**Given instruction**.
Write the material out again exactly.

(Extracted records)
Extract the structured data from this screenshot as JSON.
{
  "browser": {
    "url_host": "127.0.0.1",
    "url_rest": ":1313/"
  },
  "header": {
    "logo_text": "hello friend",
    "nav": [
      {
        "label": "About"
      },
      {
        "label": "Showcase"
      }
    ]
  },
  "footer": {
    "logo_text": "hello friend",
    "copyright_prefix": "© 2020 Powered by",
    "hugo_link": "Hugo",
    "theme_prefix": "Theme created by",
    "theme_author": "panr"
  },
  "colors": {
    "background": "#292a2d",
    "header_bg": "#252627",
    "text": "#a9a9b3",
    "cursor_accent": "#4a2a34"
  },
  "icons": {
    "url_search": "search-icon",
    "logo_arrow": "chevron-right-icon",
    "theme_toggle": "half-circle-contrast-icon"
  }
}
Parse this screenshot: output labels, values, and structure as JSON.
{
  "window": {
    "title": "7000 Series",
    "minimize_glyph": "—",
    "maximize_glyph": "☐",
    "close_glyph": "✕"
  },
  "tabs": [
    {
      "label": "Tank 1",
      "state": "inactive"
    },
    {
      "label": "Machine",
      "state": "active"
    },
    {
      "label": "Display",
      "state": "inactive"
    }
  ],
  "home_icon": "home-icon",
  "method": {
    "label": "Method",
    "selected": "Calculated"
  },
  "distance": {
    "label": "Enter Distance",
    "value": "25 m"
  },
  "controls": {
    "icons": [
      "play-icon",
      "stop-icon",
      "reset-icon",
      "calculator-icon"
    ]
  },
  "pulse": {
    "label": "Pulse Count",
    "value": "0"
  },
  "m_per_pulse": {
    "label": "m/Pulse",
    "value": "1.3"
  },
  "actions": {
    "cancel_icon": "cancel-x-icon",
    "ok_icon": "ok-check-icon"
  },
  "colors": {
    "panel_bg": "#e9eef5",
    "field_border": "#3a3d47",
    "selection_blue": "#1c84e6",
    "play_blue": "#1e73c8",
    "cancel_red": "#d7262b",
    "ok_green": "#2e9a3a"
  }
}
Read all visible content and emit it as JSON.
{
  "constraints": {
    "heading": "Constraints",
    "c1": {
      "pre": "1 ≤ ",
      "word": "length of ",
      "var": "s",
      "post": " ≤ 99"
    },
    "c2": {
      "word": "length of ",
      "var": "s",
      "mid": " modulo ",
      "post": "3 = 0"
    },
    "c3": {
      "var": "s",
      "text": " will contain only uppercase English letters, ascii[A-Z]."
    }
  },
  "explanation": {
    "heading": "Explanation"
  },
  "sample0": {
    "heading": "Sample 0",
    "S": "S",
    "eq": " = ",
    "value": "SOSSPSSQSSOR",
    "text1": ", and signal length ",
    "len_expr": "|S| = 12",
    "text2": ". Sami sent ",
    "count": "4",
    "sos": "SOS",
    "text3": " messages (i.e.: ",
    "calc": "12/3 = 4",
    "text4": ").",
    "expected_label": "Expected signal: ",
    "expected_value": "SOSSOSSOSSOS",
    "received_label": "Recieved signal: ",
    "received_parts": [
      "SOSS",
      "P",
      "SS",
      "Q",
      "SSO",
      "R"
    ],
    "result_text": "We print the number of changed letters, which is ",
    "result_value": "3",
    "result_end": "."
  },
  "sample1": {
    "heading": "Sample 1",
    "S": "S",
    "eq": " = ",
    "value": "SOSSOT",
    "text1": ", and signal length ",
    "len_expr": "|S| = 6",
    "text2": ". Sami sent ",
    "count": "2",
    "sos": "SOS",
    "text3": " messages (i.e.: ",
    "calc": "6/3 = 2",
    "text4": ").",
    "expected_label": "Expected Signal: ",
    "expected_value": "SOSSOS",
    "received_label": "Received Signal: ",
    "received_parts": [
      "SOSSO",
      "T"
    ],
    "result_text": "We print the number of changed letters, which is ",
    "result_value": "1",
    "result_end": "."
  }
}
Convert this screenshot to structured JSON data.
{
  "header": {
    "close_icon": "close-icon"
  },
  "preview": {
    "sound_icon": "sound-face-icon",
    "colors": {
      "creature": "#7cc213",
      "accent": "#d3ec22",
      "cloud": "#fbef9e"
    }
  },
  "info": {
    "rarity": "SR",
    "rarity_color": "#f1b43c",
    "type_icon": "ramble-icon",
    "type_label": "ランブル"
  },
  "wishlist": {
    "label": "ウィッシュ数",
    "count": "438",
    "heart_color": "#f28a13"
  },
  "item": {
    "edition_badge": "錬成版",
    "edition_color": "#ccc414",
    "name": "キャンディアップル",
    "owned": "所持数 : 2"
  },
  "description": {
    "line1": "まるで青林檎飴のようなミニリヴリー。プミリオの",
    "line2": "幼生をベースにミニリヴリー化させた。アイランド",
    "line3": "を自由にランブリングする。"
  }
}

**Result of this exercise**.
Extract the structured data from this screenshot as JSON.
{
  "browser": {
    "url_host": "127.0.0.1",
    "url_rest": ":1313/"
  },
  "header": {
    "logo_text": "hello friend",
    "nav": [
      {
        "label": "About"
      },
      {
        "label": "Showcase"
      }
    ]
  },
  "footer": {
    "logo_text": "hello friend",
    "copyright_prefix": "© 2020 Powered by",
    "hugo_link": "Hugo",
    "theme_prefix": "Theme created by",
    "theme_author": "panr"
  },
  "colors": {
    "background": "#292a2d",
    "header_bg": "#252627",
    "text": "#a9a9b3",
    "cursor_accent": "#4a2a34"
  },
  "icons": {
    "url_search": "search-icon",
    "logo_arrow": "chevron-right-icon",
    "theme_toggle": "half-circle-contrast-icon"
  }
}
Parse this screenshot: output labels, values, and structure as JSON.
{
  "window": {
    "title": "7000 Series",
    "minimize_glyph": "—",
    "maximize_glyph": "☐",
    "close_glyph": "✕"
  },
  "tabs": [
    {
      "label": "Tank 1",
      "state": "inactive"
    },
    {
      "label": "Machine",
      "state": "active"
    },
    {
      "label": "Display",
      "state": "inactive"
    }
  ],
  "home_icon": "home-icon",
  "method": {
    "label": "Method",
    "selected": "Calculated"
  },
  "distance": {
    "label": "Enter Distance",
    "value": "25 m"
  },
  "controls": {
    "icons": [
      "play-icon",
      "stop-icon",
      "reset-icon",
      "calculator-icon"
    ]
  },
  "pulse": {
    "label": "Pulse Count",
    "value": "0"
  },
  "m_per_pulse": {
    "label": "m/Pulse",
    "value": "1.3"
  },
  "actions": {
    "cancel_icon": "cancel-x-icon",
    "ok_icon": "ok-check-icon"
  },
  "colors": {
    "panel_bg": "#e9eef5",
    "field_border": "#3a3d47",
    "selection_blue": "#1c84e6",
    "play_blue": "#1e73c8",
    "cancel_red": "#d7262b",
    "ok_green": "#2e9a3a"
  }
}
Read all visible content and emit it as JSON.
{
  "constraints": {
    "heading": "Constraints",
    "c1": {
      "pre": "1 ≤ ",
      "word": "length of ",
      "var": "s",
      "post": " ≤ 99"
    },
    "c2": {
      "word": "length of ",
      "var": "s",
      "mid": " modulo ",
      "post": "3 = 0"
    },
    "c3": {
      "var": "s",
      "text": " will contain only uppercase English letters, ascii[A-Z]."
    }
  },
  "explanation": {
    "heading": "Explanation"
  },
  "sample0": {
    "heading": "Sample 0",
    "S": "S",
    "eq": " = ",
    "value": "SOSSPSSQSSOR",
    "text1": ", and signal length ",
    "len_expr": "|S| = 12",
    "text2": ". Sami sent ",
    "count": "4",
    "sos": "SOS",
    "text3": " messages (i.e.: ",
    "calc": "12/3 = 4",
    "text4": ").",
    "expected_label": "Expected signal: ",
    "expected_value": "SOSSOSSOSSOS",
    "received_label": "Recieved signal: ",
    "received_parts": [
      "SOSS",
      "P",
      "SS",
      "Q",
      "SSO",
      "R"
    ],
    "result_text": "We print the number of changed letters, which is ",
    "result_value": "3",
    "result_end": "."
  },
  "sample1": {
    "heading": "Sample 1",
    "S": "S",
    "eq": " = ",
    "value": "SOSSOT",
    "text1": ", and signal length ",
    "len_expr": "|S| = 6",
    "text2": ". Sami sent ",
    "count": "2",
    "sos": "SOS",
    "text3": " messages (i.e.: ",
    "calc": "6/3 = 2",
    "text4": ").",
    "expected_label": "Expected Signal: ",
    "expected_value": "SOSSOS",
    "received_label": "Received Signal: ",
    "received_parts": [
      "SOSSO",
      "T"
    ],
    "result_text": "We print the number of changed letters, which is ",
    "result_value": "1",
    "result_end": "."
  }
}
Convert this screenshot to structured JSON data.
{
  "header": {
    "close_icon": "close-icon"
  },
  "preview": {
    "sound_icon": "sound-face-icon",
    "colors": {
      "creature": "#7cc213",
      "accent": "#d3ec22",
      "cloud": "#fbef9e"
    }
  },
  "info": {
    "rarity": "SR",
    "rarity_color": "#f1b43c",
    "type_icon": "ramble-icon",
    "type_label": "ランブル"
  },
  "wishlist": {
    "label": "ウィッシュ数",
    "count": "438",
    "heart_color": "#f28a13"
  },
  "item": {
    "edition_badge": "錬成版",
    "edition_color": "#ccc414",
    "name": "キャンディアップル",
    "owned": "所持数 : 2"
  },
  "description": {
    "line1": "まるで青林檎飴のようなミニリヴリー。プミリオの",
    "line2": "幼生をベースにミニリヴリー化させた。アイランド",
    "line3": "を自由にランブリングする。"
  }
}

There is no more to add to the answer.